_Problem_. Will you output all of the data below exactly, omitting the images?

_Input material_.

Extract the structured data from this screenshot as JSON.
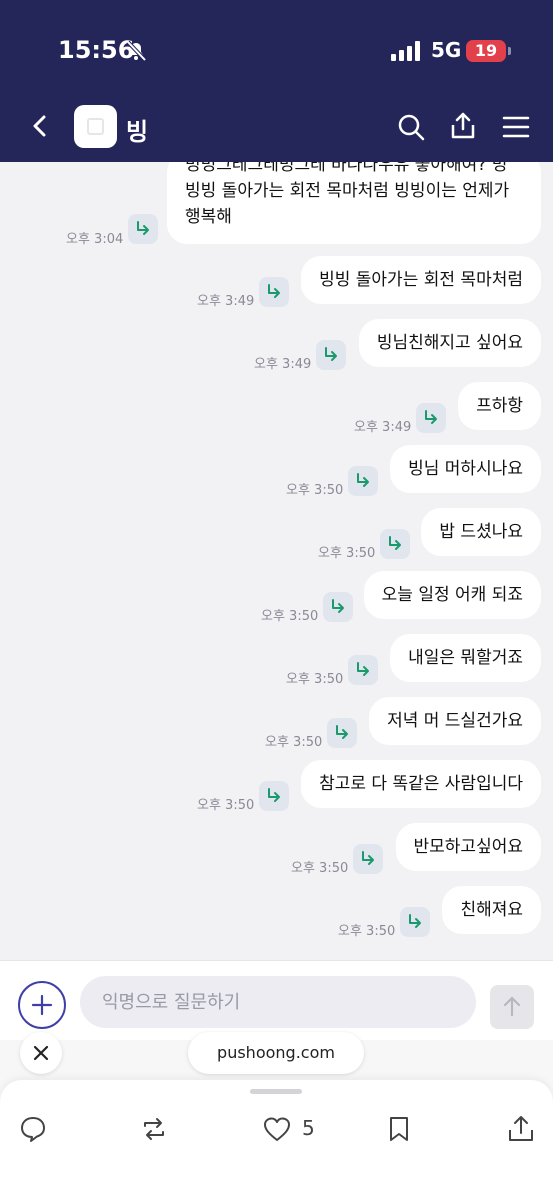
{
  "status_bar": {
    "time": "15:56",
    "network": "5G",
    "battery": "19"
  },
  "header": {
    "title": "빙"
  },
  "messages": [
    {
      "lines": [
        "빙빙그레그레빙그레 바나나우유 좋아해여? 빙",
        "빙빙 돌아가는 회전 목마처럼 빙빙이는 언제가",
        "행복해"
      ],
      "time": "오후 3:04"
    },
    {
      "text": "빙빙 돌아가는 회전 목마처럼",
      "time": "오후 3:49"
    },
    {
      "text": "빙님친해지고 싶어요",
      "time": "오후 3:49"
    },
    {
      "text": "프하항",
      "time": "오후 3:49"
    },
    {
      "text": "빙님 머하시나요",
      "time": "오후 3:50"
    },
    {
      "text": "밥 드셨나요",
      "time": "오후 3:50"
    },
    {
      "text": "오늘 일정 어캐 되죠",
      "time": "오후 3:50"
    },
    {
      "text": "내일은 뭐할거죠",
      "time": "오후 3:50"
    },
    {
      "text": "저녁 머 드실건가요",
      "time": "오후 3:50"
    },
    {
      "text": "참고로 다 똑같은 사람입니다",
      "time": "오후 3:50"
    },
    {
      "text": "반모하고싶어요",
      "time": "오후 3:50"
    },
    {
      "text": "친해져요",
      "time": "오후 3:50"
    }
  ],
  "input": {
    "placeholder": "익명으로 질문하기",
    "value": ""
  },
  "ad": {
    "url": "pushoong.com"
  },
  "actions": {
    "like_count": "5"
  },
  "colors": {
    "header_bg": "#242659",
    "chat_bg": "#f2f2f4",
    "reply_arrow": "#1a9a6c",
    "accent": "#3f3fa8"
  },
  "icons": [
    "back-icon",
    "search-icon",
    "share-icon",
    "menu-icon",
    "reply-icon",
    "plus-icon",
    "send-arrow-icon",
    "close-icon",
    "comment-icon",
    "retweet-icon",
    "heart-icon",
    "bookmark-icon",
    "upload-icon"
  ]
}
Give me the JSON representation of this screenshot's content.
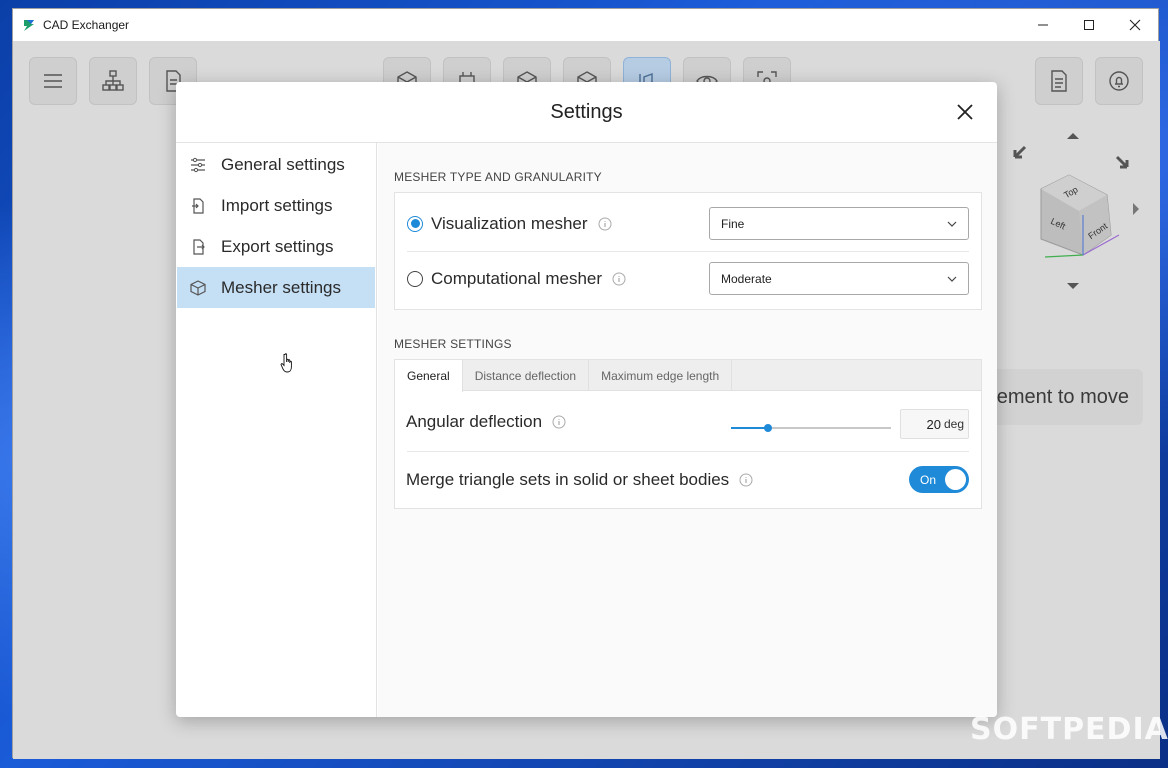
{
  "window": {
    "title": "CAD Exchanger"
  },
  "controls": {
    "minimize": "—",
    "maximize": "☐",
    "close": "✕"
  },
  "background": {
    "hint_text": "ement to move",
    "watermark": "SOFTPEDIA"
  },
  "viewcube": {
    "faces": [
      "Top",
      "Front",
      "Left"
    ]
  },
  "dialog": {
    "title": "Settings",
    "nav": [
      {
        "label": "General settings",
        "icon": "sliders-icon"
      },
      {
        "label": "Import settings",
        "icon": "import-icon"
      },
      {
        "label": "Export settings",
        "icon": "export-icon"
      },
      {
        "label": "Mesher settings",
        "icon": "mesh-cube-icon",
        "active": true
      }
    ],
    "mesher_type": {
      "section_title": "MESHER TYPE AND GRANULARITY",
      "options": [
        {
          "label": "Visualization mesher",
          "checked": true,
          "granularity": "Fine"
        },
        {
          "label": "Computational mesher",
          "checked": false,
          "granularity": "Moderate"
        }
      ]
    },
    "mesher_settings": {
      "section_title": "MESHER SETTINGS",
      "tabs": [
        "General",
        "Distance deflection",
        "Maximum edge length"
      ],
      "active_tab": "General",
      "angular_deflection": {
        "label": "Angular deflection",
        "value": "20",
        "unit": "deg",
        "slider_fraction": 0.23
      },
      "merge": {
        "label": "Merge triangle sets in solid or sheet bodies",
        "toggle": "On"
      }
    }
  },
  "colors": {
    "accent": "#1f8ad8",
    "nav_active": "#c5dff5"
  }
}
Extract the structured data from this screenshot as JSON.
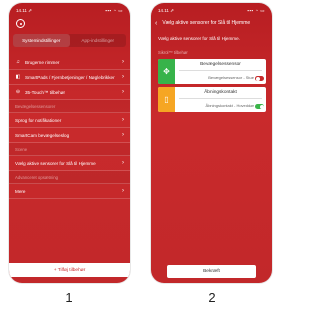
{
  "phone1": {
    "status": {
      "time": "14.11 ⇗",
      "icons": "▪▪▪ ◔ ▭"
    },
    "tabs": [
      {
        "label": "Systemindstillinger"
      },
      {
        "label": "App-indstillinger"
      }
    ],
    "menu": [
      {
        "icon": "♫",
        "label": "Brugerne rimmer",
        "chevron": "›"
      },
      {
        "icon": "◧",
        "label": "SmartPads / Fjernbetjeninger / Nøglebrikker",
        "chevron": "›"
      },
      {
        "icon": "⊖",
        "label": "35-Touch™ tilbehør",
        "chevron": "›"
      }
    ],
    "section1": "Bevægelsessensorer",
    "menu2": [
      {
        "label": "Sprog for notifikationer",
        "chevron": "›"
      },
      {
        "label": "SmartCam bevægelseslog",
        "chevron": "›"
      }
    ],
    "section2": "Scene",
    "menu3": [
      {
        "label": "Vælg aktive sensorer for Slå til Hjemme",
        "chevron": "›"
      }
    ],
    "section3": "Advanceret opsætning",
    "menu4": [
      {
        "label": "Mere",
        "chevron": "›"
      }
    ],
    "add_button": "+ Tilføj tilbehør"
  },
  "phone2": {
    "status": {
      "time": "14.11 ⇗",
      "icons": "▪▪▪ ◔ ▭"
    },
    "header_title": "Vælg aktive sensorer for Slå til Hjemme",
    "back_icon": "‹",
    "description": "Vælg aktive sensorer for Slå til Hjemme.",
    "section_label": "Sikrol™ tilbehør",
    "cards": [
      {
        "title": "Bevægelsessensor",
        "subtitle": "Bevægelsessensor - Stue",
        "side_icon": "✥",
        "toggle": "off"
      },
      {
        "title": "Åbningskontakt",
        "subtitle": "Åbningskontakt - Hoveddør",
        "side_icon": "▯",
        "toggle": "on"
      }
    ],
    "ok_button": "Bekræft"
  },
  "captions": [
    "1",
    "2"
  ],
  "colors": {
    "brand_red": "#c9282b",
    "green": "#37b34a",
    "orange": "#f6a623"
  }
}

_Exercise answer_.
Extract the structured data from this screenshot as JSON.
{
  "status_bar": {
    "time": "15:56",
    "network": "5G",
    "battery": "19"
  },
  "header": {
    "title": "빙"
  },
  "messages": [
    {
      "lines": [
        "빙빙그레그레빙그레 바나나우유 좋아해여? 빙",
        "빙빙 돌아가는 회전 목마처럼 빙빙이는 언제가",
        "행복해"
      ],
      "time": "오후 3:04"
    },
    {
      "text": "빙빙 돌아가는 회전 목마처럼",
      "time": "오후 3:49"
    },
    {
      "text": "빙님친해지고 싶어요",
      "time": "오후 3:49"
    },
    {
      "text": "프하항",
      "time": "오후 3:49"
    },
    {
      "text": "빙님 머하시나요",
      "time": "오후 3:50"
    },
    {
      "text": "밥 드셨나요",
      "time": "오후 3:50"
    },
    {
      "text": "오늘 일정 어캐 되죠",
      "time": "오후 3:50"
    },
    {
      "text": "내일은 뭐할거죠",
      "time": "오후 3:50"
    },
    {
      "text": "저녁 머 드실건가요",
      "time": "오후 3:50"
    },
    {
      "text": "참고로 다 똑같은 사람입니다",
      "time": "오후 3:50"
    },
    {
      "text": "반모하고싶어요",
      "time": "오후 3:50"
    },
    {
      "text": "친해져요",
      "time": "오후 3:50"
    }
  ],
  "input": {
    "placeholder": "익명으로 질문하기",
    "value": ""
  },
  "ad": {
    "url": "pushoong.com"
  },
  "actions": {
    "like_count": "5"
  },
  "colors": {
    "header_bg": "#242659",
    "chat_bg": "#f2f2f4",
    "reply_arrow": "#1a9a6c",
    "accent": "#3f3fa8"
  },
  "icons": [
    "back-icon",
    "search-icon",
    "share-icon",
    "menu-icon",
    "reply-icon",
    "plus-icon",
    "send-arrow-icon",
    "close-icon",
    "comment-icon",
    "retweet-icon",
    "heart-icon",
    "bookmark-icon",
    "upload-icon"
  ]
}
Give me the JSON representation of this screenshot's content.
{
  "window": {
    "title": "CAD Exchanger"
  },
  "controls": {
    "minimize": "—",
    "maximize": "☐",
    "close": "✕"
  },
  "background": {
    "hint_text": "ement to move",
    "watermark": "SOFTPEDIA"
  },
  "viewcube": {
    "faces": [
      "Top",
      "Front",
      "Left"
    ]
  },
  "dialog": {
    "title": "Settings",
    "nav": [
      {
        "label": "General settings",
        "icon": "sliders-icon"
      },
      {
        "label": "Import settings",
        "icon": "import-icon"
      },
      {
        "label": "Export settings",
        "icon": "export-icon"
      },
      {
        "label": "Mesher settings",
        "icon": "mesh-cube-icon",
        "active": true
      }
    ],
    "mesher_type": {
      "section_title": "MESHER TYPE AND GRANULARITY",
      "options": [
        {
          "label": "Visualization mesher",
          "checked": true,
          "granularity": "Fine"
        },
        {
          "label": "Computational mesher",
          "checked": false,
          "granularity": "Moderate"
        }
      ]
    },
    "mesher_settings": {
      "section_title": "MESHER SETTINGS",
      "tabs": [
        "General",
        "Distance deflection",
        "Maximum edge length"
      ],
      "active_tab": "General",
      "angular_deflection": {
        "label": "Angular deflection",
        "value": "20",
        "unit": "deg",
        "slider_fraction": 0.23
      },
      "merge": {
        "label": "Merge triangle sets in solid or sheet bodies",
        "toggle": "On"
      }
    }
  },
  "colors": {
    "accent": "#1f8ad8",
    "nav_active": "#c5dff5"
  }
}
Extract the structured data from this screenshot as JSON.
{
  "phone1": {
    "status": {
      "time": "14.11 ⇗",
      "icons": "▪▪▪ ◔ ▭"
    },
    "tabs": [
      {
        "label": "Systemindstillinger"
      },
      {
        "label": "App-indstillinger"
      }
    ],
    "menu": [
      {
        "icon": "♫",
        "label": "Brugerne rimmer",
        "chevron": "›"
      },
      {
        "icon": "◧",
        "label": "SmartPads / Fjernbetjeninger / Nøglebrikker",
        "chevron": "›"
      },
      {
        "icon": "⊖",
        "label": "35-Touch™ tilbehør",
        "chevron": "›"
      }
    ],
    "section1": "Bevægelsessensorer",
    "menu2": [
      {
        "label": "Sprog for notifikationer",
        "chevron": "›"
      },
      {
        "label": "SmartCam bevægelseslog",
        "chevron": "›"
      }
    ],
    "section2": "Scene",
    "menu3": [
      {
        "label": "Vælg aktive sensorer for Slå til Hjemme",
        "chevron": "›"
      }
    ],
    "section3": "Advanceret opsætning",
    "menu4": [
      {
        "label": "Mere",
        "chevron": "›"
      }
    ],
    "add_button": "+ Tilføj tilbehør"
  },
  "phone2": {
    "status": {
      "time": "14.11 ⇗",
      "icons": "▪▪▪ ◔ ▭"
    },
    "header_title": "Vælg aktive sensorer for Slå til Hjemme",
    "back_icon": "‹",
    "description": "Vælg aktive sensorer for Slå til Hjemme.",
    "section_label": "Sikrol™ tilbehør",
    "cards": [
      {
        "title": "Bevægelsessensor",
        "subtitle": "Bevægelsessensor - Stue",
        "side_icon": "✥",
        "toggle": "off"
      },
      {
        "title": "Åbningskontakt",
        "subtitle": "Åbningskontakt - Hoveddør",
        "side_icon": "▯",
        "toggle": "on"
      }
    ],
    "ok_button": "Bekræft"
  },
  "captions": [
    "1",
    "2"
  ],
  "colors": {
    "brand_red": "#c9282b",
    "green": "#37b34a",
    "orange": "#f6a623"
  }
}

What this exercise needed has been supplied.